Your instructions: Select from the records below every line that has the word "value" in it.

Information provided:

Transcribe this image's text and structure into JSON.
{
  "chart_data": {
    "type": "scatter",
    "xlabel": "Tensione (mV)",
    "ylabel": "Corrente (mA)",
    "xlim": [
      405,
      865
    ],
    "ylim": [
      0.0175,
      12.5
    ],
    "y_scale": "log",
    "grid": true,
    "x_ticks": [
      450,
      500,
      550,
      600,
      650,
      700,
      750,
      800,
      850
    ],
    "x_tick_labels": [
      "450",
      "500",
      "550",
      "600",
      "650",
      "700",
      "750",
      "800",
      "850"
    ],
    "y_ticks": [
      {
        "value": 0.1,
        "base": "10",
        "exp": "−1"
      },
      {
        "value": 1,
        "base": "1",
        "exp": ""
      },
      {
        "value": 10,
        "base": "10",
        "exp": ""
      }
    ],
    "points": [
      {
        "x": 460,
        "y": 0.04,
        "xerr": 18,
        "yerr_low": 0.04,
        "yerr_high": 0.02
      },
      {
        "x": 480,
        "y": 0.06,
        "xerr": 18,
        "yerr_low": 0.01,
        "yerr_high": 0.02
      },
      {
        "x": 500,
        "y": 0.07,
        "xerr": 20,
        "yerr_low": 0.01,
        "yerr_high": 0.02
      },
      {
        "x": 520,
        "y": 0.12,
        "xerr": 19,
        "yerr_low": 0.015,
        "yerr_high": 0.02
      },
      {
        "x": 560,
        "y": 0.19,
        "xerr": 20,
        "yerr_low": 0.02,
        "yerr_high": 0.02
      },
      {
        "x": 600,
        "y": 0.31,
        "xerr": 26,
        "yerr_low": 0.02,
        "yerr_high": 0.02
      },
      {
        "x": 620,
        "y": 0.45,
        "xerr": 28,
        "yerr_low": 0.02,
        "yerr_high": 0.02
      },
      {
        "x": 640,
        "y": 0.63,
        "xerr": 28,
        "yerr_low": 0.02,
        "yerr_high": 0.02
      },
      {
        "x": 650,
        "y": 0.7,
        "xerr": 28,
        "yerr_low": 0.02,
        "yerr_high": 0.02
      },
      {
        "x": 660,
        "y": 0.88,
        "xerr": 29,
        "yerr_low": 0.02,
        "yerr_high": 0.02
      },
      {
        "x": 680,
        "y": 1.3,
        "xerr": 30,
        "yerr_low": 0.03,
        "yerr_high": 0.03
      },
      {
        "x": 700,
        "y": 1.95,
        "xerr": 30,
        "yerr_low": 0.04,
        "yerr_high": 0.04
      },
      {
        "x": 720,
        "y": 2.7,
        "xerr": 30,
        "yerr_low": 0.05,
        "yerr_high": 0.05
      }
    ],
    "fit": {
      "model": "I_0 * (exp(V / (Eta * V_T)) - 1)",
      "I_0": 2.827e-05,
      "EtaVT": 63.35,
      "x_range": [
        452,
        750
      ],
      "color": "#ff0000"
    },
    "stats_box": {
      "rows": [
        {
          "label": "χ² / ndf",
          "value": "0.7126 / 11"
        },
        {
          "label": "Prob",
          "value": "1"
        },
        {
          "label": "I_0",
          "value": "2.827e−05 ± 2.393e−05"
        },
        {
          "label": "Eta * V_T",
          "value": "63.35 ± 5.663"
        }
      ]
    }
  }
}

Response for this exercise:
        "value": 0.1,
        "value": 1,
        "value": 10,
          "value": "0.7126 / 11"
          "value": "1"
          "value": "2.827e−05 ± 2.393e−05"
          "value": "63.35 ± 5.663"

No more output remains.